● **REQUIRED TASK**: Return the lines below that carry the word "Adjusted".

● **DATA EXTRACT**:
= = = =

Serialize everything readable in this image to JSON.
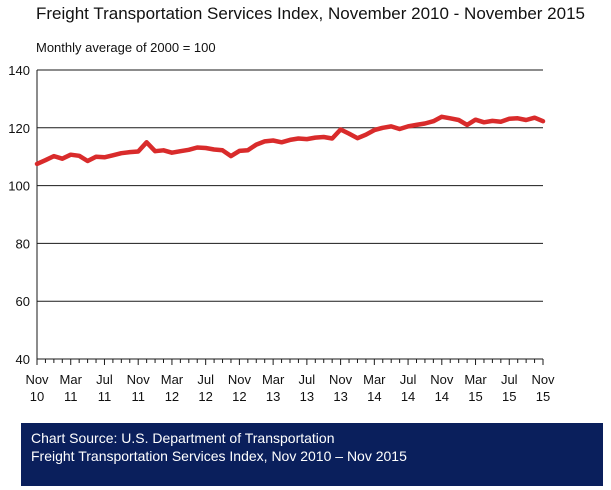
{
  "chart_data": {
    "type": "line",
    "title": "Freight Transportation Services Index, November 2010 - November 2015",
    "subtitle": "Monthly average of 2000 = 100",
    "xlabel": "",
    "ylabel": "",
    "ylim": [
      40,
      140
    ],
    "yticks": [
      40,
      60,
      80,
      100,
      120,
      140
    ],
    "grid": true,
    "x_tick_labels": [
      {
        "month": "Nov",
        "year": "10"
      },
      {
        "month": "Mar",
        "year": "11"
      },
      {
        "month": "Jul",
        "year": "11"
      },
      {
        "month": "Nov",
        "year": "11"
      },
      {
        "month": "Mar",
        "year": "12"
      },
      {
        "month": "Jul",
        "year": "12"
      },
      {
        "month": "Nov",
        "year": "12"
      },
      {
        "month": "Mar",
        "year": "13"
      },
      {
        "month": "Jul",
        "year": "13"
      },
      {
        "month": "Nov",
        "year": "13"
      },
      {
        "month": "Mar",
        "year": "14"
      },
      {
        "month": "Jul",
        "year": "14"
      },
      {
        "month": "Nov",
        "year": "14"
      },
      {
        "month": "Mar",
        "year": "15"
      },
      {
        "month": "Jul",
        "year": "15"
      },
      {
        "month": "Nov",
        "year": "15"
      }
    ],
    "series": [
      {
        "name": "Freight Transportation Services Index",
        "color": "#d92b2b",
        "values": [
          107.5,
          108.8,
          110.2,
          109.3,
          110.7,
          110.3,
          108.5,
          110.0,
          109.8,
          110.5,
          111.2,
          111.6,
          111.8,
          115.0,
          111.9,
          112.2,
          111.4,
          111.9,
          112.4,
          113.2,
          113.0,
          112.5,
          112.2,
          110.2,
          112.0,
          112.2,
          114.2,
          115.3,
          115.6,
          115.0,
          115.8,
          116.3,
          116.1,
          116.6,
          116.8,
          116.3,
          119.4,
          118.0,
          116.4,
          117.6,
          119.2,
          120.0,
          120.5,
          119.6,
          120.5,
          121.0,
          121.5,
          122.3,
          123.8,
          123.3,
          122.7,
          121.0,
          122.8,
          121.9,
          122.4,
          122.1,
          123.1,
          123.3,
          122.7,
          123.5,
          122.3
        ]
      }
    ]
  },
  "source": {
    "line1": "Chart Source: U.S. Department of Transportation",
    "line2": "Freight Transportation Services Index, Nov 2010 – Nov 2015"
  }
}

= = = =

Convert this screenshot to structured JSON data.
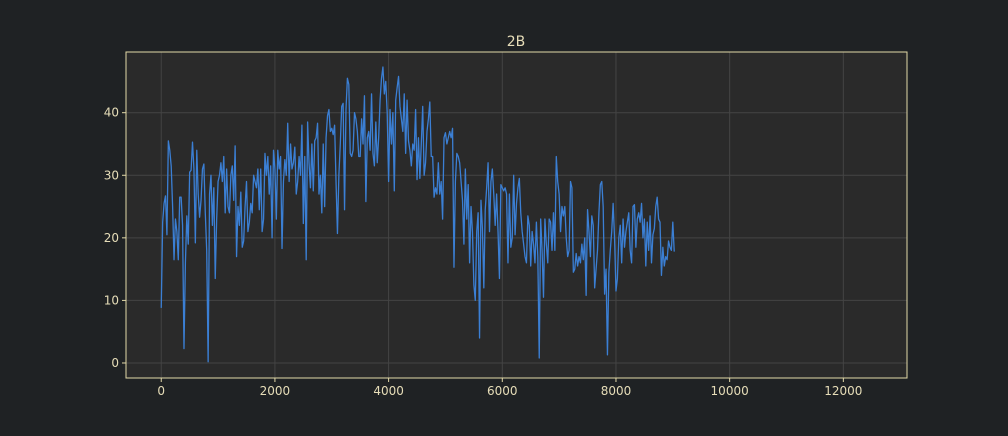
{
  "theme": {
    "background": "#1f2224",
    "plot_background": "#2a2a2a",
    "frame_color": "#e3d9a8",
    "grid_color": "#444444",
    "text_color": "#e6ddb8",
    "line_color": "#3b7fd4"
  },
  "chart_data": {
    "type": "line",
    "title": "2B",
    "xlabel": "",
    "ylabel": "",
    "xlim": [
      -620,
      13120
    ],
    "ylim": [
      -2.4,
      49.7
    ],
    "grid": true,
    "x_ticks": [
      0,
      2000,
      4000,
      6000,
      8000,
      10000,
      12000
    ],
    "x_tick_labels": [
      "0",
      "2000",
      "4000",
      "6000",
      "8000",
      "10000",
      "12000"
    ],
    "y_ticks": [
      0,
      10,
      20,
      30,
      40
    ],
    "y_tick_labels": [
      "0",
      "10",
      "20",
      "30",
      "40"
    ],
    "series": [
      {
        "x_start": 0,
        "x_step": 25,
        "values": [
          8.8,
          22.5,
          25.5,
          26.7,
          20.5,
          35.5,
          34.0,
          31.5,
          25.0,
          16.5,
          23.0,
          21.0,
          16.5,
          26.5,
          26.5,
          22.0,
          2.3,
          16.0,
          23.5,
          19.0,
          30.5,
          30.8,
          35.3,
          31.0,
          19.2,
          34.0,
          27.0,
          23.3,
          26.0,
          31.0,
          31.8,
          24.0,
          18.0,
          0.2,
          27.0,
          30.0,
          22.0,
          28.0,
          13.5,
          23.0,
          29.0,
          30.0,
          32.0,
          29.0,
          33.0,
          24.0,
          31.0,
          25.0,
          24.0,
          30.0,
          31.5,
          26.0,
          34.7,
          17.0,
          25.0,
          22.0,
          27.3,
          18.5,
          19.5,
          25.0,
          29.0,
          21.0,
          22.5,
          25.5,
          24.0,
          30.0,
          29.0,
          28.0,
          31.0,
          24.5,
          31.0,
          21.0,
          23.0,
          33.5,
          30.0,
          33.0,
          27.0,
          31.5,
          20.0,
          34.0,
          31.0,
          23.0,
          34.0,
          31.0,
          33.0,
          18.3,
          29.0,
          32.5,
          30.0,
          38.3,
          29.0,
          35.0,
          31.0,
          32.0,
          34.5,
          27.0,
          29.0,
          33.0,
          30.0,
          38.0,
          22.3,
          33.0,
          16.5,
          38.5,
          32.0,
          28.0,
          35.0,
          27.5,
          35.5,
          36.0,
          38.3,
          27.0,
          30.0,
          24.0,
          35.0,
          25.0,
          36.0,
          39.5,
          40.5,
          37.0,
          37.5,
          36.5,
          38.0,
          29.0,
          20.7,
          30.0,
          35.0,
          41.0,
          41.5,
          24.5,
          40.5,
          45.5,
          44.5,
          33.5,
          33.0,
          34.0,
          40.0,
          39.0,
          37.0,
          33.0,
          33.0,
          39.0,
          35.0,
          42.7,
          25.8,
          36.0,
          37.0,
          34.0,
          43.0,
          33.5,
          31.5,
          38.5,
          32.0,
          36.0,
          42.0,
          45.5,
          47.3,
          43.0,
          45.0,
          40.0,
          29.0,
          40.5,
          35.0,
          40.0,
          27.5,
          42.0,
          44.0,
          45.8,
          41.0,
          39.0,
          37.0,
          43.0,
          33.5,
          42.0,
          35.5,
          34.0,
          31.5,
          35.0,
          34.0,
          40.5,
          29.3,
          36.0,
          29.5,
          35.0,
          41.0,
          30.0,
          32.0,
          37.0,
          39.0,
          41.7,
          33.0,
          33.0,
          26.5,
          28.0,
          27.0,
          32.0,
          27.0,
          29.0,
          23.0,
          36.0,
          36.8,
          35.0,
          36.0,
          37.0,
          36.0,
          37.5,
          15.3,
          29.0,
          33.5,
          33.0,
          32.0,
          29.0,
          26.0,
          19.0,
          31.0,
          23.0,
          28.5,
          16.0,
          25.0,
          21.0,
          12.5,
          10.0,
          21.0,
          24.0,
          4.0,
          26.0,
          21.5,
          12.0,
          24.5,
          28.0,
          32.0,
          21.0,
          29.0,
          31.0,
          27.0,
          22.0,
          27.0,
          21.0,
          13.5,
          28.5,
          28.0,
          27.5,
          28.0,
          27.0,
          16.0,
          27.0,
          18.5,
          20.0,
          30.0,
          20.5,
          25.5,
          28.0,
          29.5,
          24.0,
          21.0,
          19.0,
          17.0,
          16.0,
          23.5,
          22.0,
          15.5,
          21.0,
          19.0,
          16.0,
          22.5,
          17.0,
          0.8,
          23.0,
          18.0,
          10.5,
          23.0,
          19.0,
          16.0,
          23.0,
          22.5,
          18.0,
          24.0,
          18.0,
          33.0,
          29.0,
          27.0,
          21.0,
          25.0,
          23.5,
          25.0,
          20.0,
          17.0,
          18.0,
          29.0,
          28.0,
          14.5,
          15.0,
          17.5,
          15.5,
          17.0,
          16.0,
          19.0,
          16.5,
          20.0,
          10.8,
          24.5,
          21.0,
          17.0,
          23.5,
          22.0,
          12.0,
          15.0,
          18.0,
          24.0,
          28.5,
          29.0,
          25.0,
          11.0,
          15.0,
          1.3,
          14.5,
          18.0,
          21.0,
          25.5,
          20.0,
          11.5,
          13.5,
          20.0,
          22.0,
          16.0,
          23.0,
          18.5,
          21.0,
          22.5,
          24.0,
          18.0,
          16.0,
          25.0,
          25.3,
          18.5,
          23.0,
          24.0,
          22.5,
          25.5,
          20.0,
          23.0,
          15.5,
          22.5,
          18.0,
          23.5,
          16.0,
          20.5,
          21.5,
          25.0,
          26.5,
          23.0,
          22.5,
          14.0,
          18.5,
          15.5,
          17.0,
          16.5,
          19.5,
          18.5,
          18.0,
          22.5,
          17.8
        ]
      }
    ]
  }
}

= = = =

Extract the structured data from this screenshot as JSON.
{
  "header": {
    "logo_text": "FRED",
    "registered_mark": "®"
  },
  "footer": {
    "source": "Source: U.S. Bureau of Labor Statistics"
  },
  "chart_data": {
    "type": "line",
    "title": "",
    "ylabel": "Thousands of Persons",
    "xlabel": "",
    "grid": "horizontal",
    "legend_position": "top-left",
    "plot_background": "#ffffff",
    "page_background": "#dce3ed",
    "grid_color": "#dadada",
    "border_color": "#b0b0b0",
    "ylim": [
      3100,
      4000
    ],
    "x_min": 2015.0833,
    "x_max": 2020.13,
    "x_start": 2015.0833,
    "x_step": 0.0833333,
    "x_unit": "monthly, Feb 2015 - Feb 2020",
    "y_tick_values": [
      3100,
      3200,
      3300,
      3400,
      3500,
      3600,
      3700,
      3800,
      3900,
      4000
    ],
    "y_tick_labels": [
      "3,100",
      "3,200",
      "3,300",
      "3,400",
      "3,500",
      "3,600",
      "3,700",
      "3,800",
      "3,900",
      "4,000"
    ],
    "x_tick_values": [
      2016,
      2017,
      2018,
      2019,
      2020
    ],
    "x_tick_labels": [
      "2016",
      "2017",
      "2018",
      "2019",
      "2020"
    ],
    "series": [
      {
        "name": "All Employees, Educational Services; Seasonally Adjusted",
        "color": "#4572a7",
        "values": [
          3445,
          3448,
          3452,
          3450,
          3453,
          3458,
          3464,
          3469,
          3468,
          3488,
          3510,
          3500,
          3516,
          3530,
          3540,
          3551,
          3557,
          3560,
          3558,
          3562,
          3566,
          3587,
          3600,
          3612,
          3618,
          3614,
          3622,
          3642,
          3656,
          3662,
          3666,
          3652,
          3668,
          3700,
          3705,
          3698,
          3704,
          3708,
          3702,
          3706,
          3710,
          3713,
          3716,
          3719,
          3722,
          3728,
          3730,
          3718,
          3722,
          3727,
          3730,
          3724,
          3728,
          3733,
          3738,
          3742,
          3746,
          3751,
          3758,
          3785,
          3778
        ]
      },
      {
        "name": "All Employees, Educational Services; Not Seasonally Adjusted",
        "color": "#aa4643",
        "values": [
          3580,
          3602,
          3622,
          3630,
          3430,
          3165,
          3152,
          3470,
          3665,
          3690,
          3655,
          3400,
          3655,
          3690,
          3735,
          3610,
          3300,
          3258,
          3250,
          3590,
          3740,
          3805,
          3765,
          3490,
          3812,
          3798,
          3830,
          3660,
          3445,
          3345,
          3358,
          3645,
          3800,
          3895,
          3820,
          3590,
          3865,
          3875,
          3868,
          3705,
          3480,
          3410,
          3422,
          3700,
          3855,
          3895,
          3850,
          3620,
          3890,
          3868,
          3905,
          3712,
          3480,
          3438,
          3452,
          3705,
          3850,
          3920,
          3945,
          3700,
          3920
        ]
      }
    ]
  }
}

= = = =

● **FULL OUTPUT**:
        "name": "All Employees, Educational Services; Seasonally Adjusted",
        "name": "All Employees, Educational Services; Not Seasonally Adjusted",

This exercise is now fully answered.